WORK INSTRUCTIONS:
Look through the records below, and copy out every line that holds the string "this".

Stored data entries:
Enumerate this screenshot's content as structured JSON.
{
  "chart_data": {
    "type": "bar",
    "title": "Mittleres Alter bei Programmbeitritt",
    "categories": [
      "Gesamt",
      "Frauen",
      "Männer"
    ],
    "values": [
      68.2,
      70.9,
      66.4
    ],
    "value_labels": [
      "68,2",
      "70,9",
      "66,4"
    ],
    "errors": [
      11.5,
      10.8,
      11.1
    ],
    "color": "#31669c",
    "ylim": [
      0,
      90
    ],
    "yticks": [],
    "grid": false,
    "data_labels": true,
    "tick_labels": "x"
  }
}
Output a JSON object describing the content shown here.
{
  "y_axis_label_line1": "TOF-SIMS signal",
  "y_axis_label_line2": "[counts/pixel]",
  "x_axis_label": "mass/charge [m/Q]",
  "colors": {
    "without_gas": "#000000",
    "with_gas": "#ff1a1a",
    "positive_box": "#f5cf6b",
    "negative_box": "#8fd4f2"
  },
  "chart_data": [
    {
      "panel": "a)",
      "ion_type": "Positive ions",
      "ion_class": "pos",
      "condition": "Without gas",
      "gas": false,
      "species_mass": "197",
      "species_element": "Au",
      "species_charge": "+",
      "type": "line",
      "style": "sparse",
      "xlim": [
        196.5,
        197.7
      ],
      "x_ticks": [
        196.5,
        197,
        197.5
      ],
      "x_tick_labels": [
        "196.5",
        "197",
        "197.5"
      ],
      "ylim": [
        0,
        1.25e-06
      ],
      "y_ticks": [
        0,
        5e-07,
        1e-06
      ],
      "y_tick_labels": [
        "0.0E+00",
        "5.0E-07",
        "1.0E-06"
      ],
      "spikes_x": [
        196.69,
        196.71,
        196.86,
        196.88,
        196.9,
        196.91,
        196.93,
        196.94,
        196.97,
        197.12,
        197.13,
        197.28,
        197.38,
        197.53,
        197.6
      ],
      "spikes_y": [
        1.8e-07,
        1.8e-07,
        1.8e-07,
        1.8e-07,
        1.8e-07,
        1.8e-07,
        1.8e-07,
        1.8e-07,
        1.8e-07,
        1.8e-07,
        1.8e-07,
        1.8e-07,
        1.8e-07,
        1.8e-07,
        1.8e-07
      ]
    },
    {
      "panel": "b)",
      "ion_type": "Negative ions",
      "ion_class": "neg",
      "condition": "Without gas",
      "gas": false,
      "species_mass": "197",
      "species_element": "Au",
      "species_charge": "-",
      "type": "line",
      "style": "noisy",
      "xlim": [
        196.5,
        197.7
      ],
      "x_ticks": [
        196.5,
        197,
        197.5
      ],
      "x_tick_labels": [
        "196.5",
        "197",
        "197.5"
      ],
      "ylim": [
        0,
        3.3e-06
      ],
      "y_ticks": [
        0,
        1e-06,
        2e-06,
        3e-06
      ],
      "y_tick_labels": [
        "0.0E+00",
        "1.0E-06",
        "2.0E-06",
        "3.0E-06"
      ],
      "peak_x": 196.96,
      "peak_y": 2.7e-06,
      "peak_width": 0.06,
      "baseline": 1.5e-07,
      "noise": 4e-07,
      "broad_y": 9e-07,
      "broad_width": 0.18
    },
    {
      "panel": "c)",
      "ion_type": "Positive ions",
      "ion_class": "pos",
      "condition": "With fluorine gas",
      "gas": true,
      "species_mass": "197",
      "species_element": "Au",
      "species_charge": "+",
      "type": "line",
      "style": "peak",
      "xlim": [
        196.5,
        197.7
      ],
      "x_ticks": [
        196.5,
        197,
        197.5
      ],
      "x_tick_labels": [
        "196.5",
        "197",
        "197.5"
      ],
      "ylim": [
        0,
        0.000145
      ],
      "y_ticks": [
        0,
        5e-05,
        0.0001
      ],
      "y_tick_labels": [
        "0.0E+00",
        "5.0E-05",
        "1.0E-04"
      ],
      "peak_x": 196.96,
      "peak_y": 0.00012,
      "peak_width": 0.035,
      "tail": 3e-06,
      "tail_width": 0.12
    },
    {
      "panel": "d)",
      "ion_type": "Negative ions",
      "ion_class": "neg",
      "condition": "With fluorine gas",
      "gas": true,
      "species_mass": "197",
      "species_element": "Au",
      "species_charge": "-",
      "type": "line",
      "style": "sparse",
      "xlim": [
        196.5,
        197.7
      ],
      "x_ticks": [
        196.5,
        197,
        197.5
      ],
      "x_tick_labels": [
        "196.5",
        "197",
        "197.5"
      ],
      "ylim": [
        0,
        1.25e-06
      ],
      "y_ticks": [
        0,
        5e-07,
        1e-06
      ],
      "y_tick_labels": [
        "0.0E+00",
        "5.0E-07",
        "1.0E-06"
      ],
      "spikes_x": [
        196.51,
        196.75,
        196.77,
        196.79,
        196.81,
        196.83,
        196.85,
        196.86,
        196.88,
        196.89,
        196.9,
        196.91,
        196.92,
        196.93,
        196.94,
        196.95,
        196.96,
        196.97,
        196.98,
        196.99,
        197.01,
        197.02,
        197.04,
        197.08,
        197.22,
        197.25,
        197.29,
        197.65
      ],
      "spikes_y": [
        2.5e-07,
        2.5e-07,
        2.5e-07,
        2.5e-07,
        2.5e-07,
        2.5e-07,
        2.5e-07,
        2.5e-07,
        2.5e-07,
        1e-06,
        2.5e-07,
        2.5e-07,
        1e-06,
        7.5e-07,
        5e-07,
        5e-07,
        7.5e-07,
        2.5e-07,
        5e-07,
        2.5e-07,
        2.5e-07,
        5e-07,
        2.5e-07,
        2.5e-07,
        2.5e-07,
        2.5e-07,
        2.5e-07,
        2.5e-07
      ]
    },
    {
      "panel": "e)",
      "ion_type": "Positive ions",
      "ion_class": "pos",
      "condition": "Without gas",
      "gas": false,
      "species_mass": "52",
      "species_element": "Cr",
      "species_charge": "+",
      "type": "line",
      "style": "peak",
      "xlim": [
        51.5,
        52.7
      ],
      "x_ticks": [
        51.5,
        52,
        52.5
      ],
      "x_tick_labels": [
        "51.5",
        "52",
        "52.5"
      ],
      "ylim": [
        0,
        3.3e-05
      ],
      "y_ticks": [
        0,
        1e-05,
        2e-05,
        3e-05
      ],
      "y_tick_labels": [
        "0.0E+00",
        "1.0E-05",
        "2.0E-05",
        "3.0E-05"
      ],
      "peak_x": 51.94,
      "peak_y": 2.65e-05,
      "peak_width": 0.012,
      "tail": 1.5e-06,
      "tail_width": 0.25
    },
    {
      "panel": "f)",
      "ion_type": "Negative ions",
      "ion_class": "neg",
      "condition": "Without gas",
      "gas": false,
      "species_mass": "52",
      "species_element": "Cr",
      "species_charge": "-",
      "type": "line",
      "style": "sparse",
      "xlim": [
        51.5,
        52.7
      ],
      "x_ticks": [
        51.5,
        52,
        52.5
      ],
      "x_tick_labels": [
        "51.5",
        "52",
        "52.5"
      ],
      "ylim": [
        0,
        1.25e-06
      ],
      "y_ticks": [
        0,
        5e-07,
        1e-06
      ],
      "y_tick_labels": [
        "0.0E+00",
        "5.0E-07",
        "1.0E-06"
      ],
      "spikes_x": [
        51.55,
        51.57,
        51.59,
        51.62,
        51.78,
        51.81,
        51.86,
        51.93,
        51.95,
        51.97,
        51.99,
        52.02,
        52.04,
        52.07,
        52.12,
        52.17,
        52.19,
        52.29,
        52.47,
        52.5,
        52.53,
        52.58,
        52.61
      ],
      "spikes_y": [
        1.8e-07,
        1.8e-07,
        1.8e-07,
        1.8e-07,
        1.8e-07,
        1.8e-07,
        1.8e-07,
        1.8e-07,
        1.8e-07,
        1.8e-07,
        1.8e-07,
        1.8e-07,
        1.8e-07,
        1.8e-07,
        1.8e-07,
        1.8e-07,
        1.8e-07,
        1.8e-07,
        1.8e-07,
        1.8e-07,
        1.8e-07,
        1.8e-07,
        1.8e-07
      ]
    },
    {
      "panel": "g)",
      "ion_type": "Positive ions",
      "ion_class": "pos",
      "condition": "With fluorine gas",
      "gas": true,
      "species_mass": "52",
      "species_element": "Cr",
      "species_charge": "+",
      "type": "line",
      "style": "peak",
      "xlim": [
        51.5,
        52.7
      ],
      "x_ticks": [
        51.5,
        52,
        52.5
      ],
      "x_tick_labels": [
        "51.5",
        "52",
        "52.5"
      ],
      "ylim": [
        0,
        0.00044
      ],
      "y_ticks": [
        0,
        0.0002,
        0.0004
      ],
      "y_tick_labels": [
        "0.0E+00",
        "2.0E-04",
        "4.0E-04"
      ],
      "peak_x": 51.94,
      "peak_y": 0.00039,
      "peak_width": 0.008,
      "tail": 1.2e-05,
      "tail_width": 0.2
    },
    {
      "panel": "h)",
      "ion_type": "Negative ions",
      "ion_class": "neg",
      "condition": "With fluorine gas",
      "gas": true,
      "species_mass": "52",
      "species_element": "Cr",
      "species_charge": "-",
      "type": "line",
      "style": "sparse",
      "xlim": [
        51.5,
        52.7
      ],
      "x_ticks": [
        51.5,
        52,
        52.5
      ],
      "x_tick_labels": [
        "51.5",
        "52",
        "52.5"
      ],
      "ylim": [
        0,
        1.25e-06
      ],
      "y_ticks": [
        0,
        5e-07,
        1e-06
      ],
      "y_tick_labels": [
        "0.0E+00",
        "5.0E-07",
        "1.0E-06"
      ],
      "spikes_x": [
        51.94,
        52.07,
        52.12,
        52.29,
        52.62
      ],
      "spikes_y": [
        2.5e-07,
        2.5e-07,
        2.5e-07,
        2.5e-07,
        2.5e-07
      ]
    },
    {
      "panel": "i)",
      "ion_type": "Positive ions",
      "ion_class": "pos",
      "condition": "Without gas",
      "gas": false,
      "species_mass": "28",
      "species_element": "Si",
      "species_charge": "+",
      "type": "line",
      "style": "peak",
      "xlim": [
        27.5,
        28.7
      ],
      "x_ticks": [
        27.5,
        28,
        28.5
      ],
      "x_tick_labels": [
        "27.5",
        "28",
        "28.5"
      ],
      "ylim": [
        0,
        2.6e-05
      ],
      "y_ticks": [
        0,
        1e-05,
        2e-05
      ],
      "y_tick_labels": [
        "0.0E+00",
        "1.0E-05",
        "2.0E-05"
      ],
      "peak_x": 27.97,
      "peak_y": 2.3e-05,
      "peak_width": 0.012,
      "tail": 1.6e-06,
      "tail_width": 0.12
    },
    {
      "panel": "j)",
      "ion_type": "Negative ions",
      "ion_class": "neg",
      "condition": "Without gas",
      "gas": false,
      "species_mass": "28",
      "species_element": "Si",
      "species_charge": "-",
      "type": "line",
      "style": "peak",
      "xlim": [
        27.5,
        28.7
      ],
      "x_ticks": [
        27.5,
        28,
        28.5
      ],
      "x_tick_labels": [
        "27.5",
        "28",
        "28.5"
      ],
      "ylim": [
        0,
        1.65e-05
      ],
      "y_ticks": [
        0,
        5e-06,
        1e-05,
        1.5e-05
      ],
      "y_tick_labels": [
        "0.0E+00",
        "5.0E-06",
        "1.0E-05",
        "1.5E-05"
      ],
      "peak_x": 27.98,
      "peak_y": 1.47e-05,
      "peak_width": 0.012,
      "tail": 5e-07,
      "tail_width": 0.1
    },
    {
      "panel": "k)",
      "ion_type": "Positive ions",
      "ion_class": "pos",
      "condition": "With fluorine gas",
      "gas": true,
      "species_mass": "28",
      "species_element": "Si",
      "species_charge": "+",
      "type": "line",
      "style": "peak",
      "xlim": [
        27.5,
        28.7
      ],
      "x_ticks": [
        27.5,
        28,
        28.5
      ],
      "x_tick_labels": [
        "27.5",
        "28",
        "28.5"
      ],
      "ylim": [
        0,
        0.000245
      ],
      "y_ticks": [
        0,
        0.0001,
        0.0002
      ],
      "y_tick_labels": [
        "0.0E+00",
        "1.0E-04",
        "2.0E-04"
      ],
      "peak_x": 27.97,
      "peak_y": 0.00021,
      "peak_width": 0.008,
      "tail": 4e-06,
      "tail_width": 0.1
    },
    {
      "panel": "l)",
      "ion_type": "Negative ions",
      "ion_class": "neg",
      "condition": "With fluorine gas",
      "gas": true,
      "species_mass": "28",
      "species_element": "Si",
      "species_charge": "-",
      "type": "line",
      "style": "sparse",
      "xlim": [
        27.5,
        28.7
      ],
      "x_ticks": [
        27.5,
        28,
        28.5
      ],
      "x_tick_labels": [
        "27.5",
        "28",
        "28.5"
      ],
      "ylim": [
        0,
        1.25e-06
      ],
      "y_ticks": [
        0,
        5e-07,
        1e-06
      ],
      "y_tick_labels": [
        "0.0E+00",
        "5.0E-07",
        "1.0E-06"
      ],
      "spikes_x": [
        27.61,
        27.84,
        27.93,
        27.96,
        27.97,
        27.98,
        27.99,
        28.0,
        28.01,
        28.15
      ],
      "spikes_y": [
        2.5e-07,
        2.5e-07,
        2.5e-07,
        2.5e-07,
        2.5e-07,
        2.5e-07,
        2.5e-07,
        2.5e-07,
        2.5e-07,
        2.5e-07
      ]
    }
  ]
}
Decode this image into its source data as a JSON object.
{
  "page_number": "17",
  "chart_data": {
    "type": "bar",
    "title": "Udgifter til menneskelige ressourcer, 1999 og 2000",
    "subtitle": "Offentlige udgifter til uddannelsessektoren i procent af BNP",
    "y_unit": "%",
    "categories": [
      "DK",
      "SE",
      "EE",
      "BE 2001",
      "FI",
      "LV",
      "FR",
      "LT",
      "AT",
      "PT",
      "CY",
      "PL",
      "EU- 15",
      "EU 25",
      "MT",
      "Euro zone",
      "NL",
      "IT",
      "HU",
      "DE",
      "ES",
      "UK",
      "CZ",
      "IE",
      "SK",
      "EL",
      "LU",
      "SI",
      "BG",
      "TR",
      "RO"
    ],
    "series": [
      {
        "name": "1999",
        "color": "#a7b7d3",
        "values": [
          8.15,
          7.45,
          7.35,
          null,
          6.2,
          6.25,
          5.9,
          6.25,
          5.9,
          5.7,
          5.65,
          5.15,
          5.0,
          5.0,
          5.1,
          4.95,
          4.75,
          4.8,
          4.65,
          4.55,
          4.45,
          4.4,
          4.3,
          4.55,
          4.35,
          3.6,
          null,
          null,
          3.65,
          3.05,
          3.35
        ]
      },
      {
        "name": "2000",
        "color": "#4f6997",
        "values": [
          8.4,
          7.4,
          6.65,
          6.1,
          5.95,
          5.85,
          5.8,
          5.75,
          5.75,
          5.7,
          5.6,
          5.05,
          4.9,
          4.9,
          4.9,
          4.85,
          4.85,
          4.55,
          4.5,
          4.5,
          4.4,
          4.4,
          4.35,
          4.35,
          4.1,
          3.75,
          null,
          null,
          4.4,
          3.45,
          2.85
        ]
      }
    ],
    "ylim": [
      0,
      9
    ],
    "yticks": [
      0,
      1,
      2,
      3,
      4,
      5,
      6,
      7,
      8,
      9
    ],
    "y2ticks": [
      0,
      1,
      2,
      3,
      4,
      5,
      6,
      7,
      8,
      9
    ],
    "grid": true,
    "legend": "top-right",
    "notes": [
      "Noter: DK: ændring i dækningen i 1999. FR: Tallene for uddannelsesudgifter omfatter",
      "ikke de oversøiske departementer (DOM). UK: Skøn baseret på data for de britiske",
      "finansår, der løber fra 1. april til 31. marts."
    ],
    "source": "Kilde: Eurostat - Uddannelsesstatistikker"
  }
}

COMPLETE ANSWER:
Enumerate this screenshot's content as structured JSON.
Decode this image into its source data as a JSON object.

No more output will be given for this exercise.